| What is being asked |
State how many lines in the listing below include the string "University". The answer is the number alone.

══════

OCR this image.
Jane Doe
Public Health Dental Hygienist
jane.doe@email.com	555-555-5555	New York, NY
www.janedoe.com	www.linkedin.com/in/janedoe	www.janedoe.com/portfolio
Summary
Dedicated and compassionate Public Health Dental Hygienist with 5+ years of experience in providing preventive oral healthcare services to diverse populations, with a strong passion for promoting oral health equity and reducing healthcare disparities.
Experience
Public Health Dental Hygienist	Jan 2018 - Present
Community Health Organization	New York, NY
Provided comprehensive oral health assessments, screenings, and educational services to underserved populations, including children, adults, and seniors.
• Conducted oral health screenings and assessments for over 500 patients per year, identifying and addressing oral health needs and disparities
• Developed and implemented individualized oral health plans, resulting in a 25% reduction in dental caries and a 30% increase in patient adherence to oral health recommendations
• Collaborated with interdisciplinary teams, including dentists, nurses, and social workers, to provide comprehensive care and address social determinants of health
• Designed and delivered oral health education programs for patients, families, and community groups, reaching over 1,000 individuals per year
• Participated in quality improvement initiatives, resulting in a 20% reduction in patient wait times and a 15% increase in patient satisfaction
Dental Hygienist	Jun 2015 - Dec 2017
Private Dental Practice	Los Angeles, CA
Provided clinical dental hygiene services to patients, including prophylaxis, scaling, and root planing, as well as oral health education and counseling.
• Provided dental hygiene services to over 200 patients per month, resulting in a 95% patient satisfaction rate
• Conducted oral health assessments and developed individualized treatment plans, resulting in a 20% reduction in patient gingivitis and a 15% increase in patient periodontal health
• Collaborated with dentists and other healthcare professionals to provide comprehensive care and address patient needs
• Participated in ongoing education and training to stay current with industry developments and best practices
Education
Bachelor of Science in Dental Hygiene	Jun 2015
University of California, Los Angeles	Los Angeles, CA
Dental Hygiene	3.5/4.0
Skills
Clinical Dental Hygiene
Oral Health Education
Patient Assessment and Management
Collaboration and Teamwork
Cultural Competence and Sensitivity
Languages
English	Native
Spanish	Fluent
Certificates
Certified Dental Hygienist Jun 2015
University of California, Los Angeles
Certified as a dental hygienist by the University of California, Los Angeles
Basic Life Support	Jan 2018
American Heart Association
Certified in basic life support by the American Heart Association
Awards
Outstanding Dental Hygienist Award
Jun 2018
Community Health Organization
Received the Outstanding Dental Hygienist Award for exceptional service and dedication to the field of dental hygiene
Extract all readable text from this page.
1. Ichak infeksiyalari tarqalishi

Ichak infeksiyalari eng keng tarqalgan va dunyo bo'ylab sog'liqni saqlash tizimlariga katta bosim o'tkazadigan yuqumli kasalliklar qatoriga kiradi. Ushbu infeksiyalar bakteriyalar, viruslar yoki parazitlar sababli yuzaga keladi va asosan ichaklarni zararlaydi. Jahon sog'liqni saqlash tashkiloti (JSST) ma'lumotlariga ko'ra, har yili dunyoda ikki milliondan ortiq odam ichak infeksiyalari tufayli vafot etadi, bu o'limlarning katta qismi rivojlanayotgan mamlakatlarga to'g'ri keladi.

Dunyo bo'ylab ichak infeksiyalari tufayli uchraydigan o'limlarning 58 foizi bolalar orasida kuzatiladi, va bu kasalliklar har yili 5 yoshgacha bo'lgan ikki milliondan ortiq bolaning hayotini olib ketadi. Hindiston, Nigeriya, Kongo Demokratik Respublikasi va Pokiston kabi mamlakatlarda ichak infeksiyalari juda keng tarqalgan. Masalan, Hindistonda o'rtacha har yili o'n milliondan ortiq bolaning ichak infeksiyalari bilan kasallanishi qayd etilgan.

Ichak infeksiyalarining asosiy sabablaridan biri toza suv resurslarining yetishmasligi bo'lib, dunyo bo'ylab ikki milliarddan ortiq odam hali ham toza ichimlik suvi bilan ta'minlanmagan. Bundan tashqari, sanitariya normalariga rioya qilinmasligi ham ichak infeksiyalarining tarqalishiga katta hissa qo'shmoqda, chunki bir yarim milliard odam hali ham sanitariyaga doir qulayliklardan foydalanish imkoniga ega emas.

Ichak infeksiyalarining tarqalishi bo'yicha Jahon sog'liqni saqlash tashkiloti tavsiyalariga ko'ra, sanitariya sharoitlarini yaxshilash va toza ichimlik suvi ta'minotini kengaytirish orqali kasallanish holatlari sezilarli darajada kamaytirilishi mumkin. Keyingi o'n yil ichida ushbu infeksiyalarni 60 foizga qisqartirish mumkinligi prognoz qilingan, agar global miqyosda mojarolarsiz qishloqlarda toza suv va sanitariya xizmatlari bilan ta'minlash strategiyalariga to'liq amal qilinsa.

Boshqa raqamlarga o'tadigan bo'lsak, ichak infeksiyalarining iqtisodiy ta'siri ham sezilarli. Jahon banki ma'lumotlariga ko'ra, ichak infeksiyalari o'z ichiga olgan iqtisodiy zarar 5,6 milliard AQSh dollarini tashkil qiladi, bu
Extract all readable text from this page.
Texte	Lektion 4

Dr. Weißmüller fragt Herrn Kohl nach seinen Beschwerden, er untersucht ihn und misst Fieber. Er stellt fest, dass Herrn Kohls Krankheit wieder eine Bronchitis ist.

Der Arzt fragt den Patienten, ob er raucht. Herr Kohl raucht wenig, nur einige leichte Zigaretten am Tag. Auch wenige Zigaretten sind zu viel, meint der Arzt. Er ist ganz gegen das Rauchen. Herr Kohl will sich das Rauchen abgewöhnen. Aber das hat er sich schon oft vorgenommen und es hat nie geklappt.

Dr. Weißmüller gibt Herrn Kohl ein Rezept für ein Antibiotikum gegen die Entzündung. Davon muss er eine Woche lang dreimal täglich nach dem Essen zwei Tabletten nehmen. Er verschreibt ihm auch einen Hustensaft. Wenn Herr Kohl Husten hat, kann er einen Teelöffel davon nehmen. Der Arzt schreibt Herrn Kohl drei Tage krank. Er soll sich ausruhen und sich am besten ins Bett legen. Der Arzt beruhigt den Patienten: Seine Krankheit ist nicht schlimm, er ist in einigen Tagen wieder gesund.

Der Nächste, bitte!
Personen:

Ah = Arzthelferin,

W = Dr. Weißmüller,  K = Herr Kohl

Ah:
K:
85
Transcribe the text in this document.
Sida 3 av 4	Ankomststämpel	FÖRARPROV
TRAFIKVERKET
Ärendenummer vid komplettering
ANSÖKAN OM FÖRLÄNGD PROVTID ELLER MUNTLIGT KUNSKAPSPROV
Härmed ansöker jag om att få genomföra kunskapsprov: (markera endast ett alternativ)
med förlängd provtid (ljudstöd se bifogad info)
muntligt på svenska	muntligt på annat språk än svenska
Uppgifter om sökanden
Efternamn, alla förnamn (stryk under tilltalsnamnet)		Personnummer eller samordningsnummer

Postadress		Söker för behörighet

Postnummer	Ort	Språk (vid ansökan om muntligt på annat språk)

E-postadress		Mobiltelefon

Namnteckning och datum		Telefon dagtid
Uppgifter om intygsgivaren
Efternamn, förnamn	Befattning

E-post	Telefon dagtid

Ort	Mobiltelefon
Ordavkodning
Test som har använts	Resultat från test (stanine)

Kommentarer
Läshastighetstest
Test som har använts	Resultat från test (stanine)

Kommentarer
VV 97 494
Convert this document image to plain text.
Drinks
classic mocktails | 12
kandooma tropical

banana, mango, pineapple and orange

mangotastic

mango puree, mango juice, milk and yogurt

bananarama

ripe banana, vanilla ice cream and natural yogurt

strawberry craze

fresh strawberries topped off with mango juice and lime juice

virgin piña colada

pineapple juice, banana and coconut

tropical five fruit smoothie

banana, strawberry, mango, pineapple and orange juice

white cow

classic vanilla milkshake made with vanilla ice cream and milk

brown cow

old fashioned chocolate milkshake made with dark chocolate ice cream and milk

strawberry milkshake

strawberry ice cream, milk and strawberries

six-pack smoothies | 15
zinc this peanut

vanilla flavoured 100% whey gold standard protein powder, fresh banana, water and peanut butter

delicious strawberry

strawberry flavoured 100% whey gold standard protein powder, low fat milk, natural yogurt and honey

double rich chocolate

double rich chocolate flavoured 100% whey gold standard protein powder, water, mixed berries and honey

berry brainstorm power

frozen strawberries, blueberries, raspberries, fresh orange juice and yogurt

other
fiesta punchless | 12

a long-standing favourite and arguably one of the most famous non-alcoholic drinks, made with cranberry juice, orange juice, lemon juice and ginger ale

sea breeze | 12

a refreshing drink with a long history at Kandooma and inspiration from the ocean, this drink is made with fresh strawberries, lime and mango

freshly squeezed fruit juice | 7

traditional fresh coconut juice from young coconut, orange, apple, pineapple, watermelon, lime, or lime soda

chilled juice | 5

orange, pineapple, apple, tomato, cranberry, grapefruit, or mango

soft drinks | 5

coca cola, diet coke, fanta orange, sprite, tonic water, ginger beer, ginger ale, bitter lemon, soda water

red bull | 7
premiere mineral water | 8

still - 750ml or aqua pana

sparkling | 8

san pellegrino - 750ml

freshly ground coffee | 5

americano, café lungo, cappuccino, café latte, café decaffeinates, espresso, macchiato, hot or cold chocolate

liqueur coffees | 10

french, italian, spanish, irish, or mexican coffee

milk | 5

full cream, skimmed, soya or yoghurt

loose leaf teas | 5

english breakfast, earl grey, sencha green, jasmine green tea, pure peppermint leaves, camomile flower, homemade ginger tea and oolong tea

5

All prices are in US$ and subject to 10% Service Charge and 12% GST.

══════

| Answer area |
3